Exercise brief -> Copy each line below exactly and leave the pictures out.

Data listing
** START **
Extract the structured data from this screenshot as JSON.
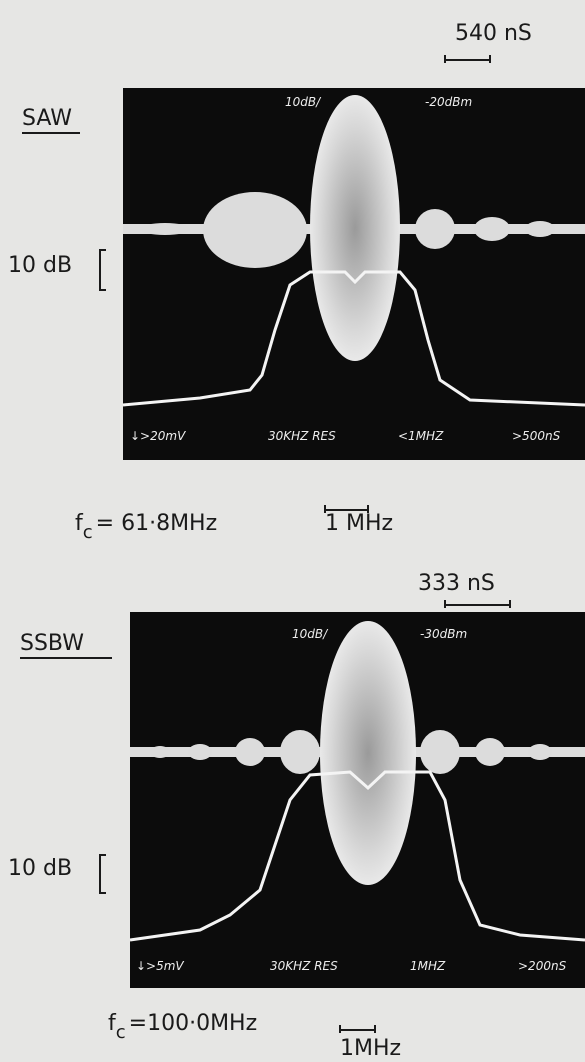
{
  "panels": [
    {
      "time_scale": "540 nS",
      "mode": "SAW",
      "vertical_scale": "10dB/",
      "reference_level": "-20dBm",
      "amplitude_scale": "10 dB",
      "screen_labels": [
        "↓>20mV",
        "30KHZ RES",
        "<1MHZ",
        ">500nS"
      ],
      "center_frequency": {
        "symbol": "f",
        "subscript": "c",
        "text": "= 61·8MHz"
      },
      "frequency_scale": "1 MHz"
    },
    {
      "time_scale": "333 nS",
      "mode": "SSBW",
      "vertical_scale": "10dB/",
      "reference_level": "-30dBm",
      "amplitude_scale": "10 dB",
      "screen_labels": [
        "↓>5mV",
        "30KHZ RES",
        "1MHZ",
        ">200nS"
      ],
      "center_frequency": {
        "symbol": "f",
        "subscript": "c",
        "text": "=100·0MHz"
      },
      "frequency_scale": "1MHz"
    }
  ]
}
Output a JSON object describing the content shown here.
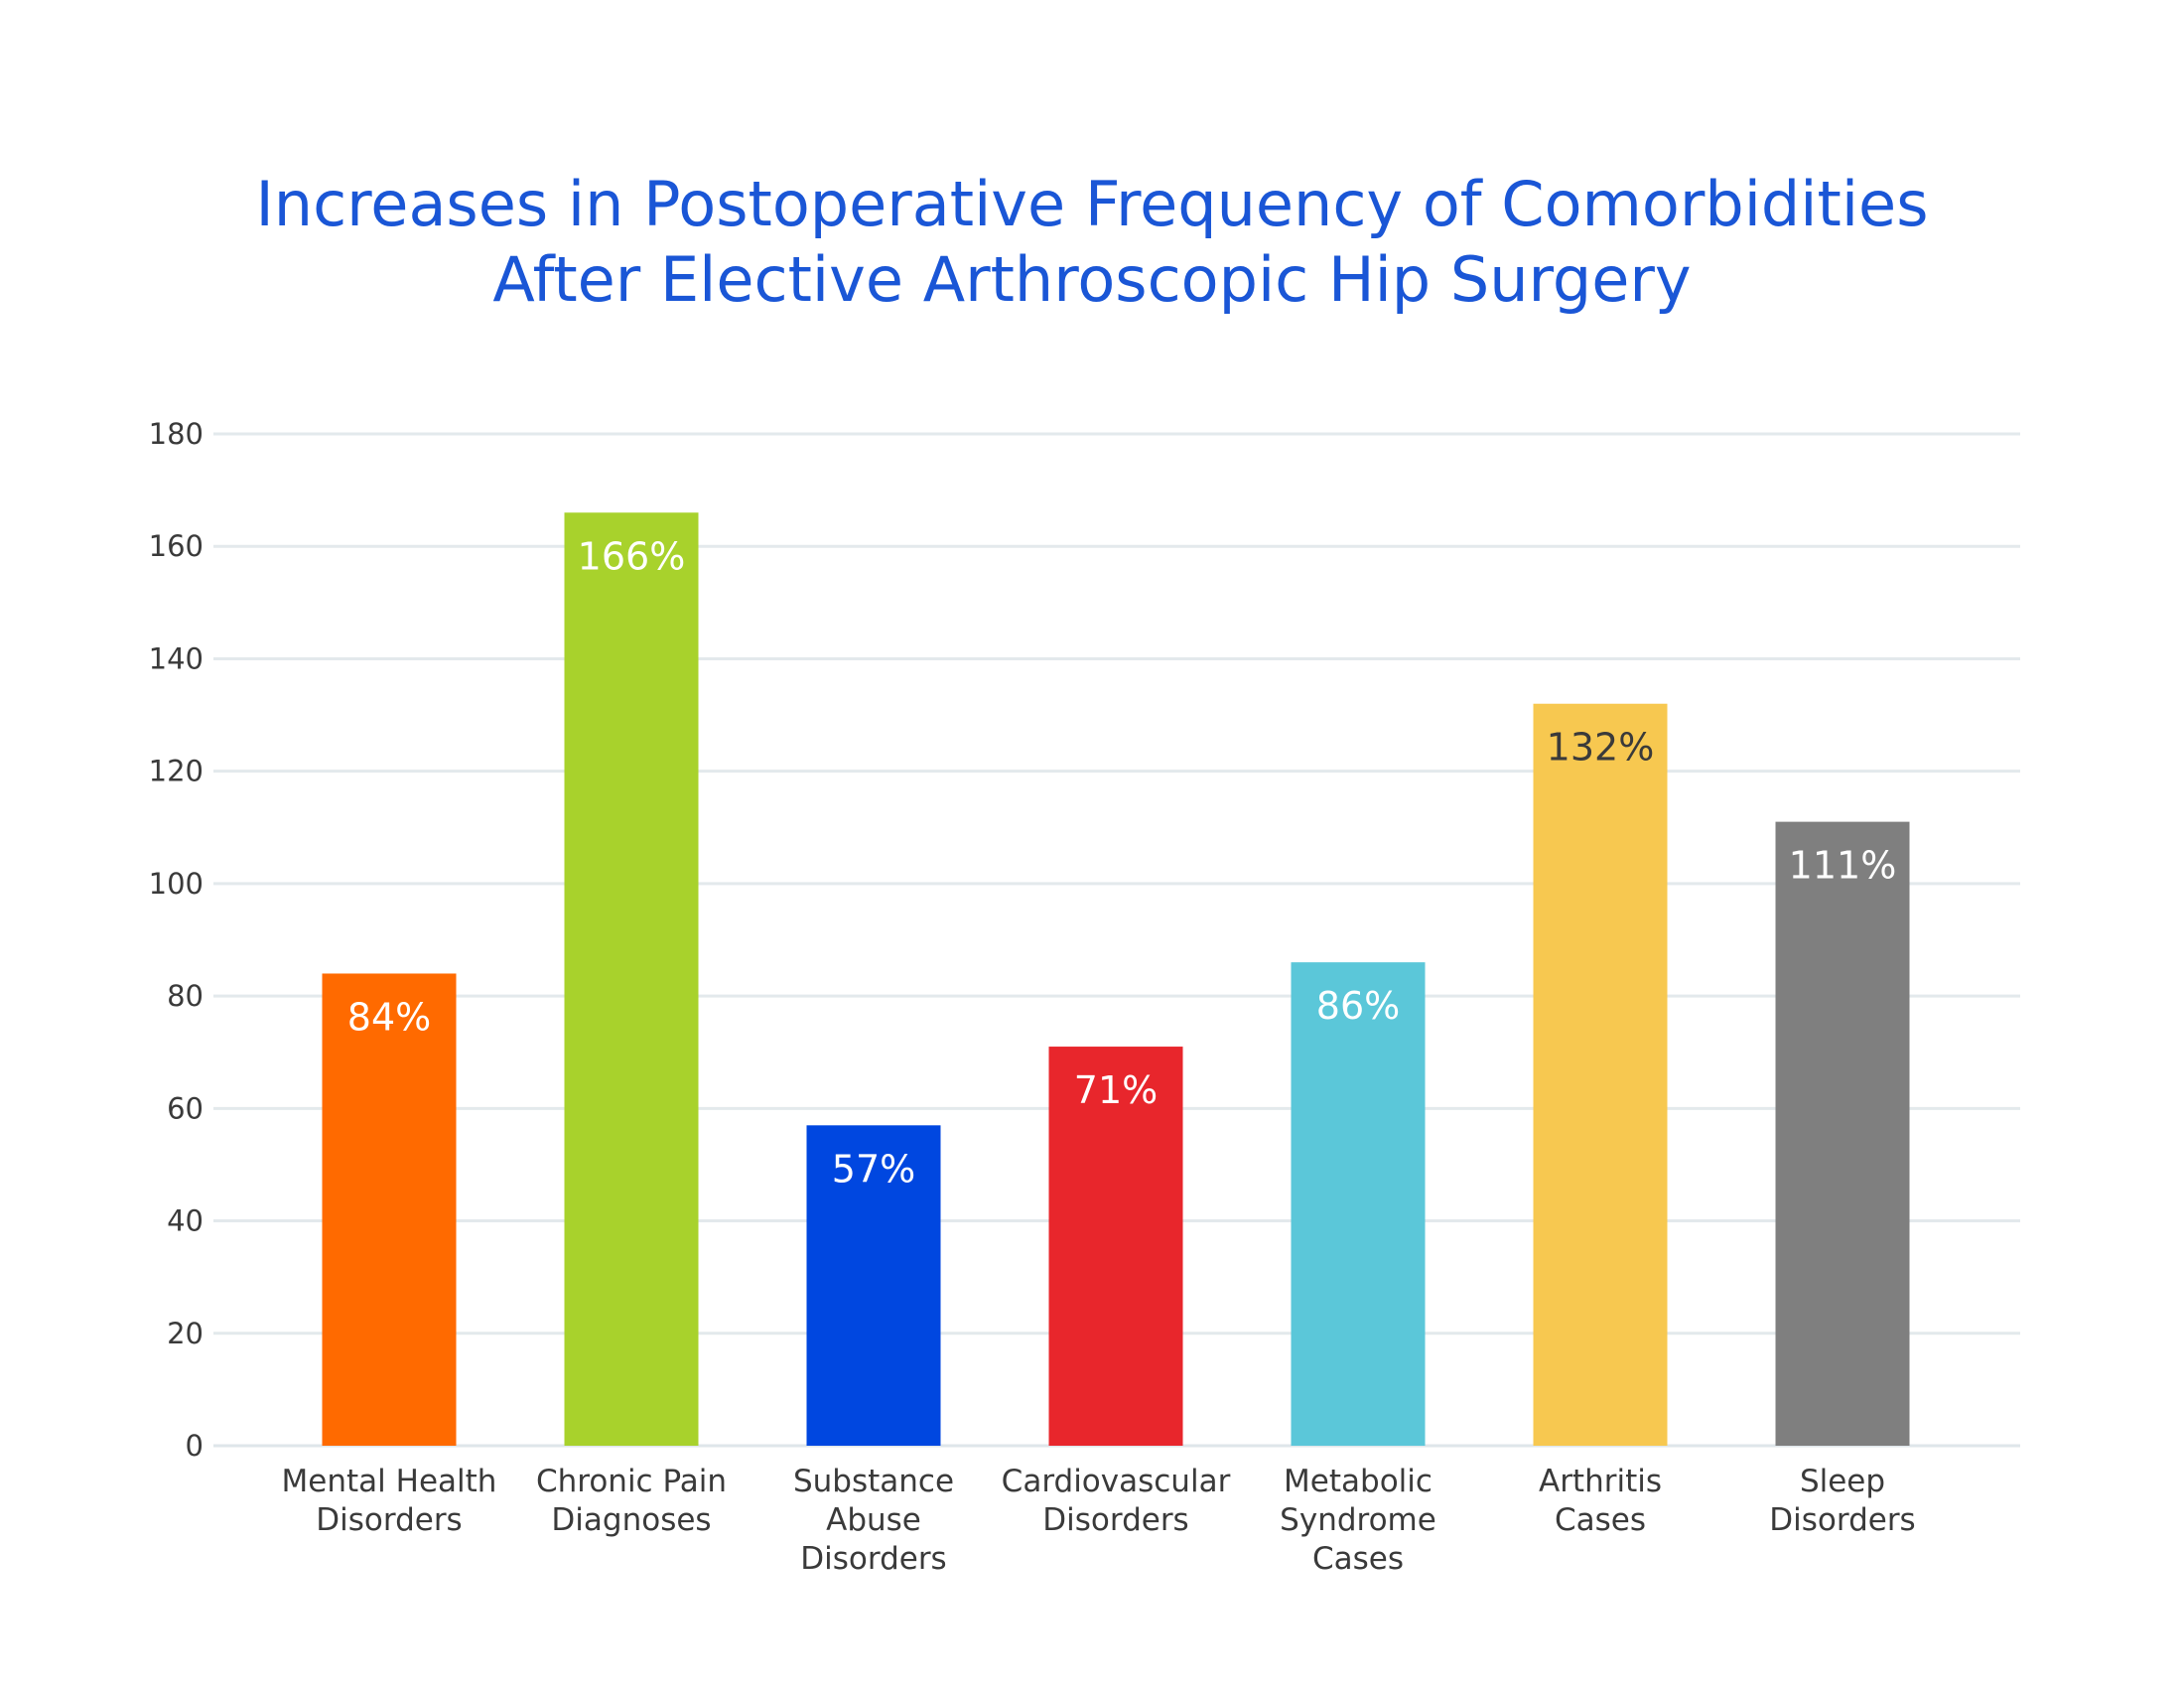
{
  "chart_data": {
    "type": "bar",
    "title_lines": [
      "Increases in Postoperative Frequency of Comorbidities",
      "After Elective Arthroscopic Hip Surgery"
    ],
    "xlabel": "",
    "ylabel": "",
    "ylim": [
      0,
      180
    ],
    "yticks": [
      0,
      20,
      40,
      60,
      80,
      100,
      120,
      140,
      160,
      180
    ],
    "grid": true,
    "legend": "none",
    "categories": [
      [
        "Mental Health",
        "Disorders"
      ],
      [
        "Chronic Pain",
        "Diagnoses"
      ],
      [
        "Substance",
        "Abuse",
        "Disorders"
      ],
      [
        "Cardiovascular",
        "Disorders"
      ],
      [
        "Metabolic",
        "Syndrome",
        "Cases"
      ],
      [
        "Arthritis",
        "Cases"
      ],
      [
        "Sleep",
        "Disorders"
      ]
    ],
    "values": [
      84,
      166,
      57,
      71,
      86,
      132,
      111
    ],
    "value_labels": [
      "84%",
      "166%",
      "57%",
      "71%",
      "86%",
      "132%",
      "111%"
    ],
    "colors": [
      "#ff6a00",
      "#a8d22c",
      "#0047e0",
      "#e8262c",
      "#5bc7d9",
      "#f7c850",
      "#7f7f7f"
    ],
    "label_colors": [
      "#ffffff",
      "#ffffff",
      "#ffffff",
      "#ffffff",
      "#ffffff",
      "#3a3a3a",
      "#ffffff"
    ]
  }
}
** END **
Correct answer ->
Extract the structured data from this screenshot as JSON.
{
  "panels": [
    {
      "time_scale": "540 nS",
      "mode": "SAW",
      "vertical_scale": "10dB/",
      "reference_level": "-20dBm",
      "amplitude_scale": "10 dB",
      "screen_labels": [
        "↓>20mV",
        "30KHZ RES",
        "<1MHZ",
        ">500nS"
      ],
      "center_frequency": {
        "symbol": "f",
        "subscript": "c",
        "text": "= 61·8MHz"
      },
      "frequency_scale": "1 MHz"
    },
    {
      "time_scale": "333 nS",
      "mode": "SSBW",
      "vertical_scale": "10dB/",
      "reference_level": "-30dBm",
      "amplitude_scale": "10 dB",
      "screen_labels": [
        "↓>5mV",
        "30KHZ RES",
        "1MHZ",
        ">200nS"
      ],
      "center_frequency": {
        "symbol": "f",
        "subscript": "c",
        "text": "=100·0MHz"
      },
      "frequency_scale": "1MHz"
    }
  ]
}
Output a JSON object describing the content shown here.
{
  "chart_data": {
    "type": "bar",
    "title_lines": [
      "Increases in Postoperative Frequency of Comorbidities",
      "After Elective Arthroscopic Hip Surgery"
    ],
    "xlabel": "",
    "ylabel": "",
    "ylim": [
      0,
      180
    ],
    "yticks": [
      0,
      20,
      40,
      60,
      80,
      100,
      120,
      140,
      160,
      180
    ],
    "grid": true,
    "legend": "none",
    "categories": [
      [
        "Mental Health",
        "Disorders"
      ],
      [
        "Chronic Pain",
        "Diagnoses"
      ],
      [
        "Substance",
        "Abuse",
        "Disorders"
      ],
      [
        "Cardiovascular",
        "Disorders"
      ],
      [
        "Metabolic",
        "Syndrome",
        "Cases"
      ],
      [
        "Arthritis",
        "Cases"
      ],
      [
        "Sleep",
        "Disorders"
      ]
    ],
    "values": [
      84,
      166,
      57,
      71,
      86,
      132,
      111
    ],
    "value_labels": [
      "84%",
      "166%",
      "57%",
      "71%",
      "86%",
      "132%",
      "111%"
    ],
    "colors": [
      "#ff6a00",
      "#a8d22c",
      "#0047e0",
      "#e8262c",
      "#5bc7d9",
      "#f7c850",
      "#7f7f7f"
    ],
    "label_colors": [
      "#ffffff",
      "#ffffff",
      "#ffffff",
      "#ffffff",
      "#ffffff",
      "#3a3a3a",
      "#ffffff"
    ]
  }
}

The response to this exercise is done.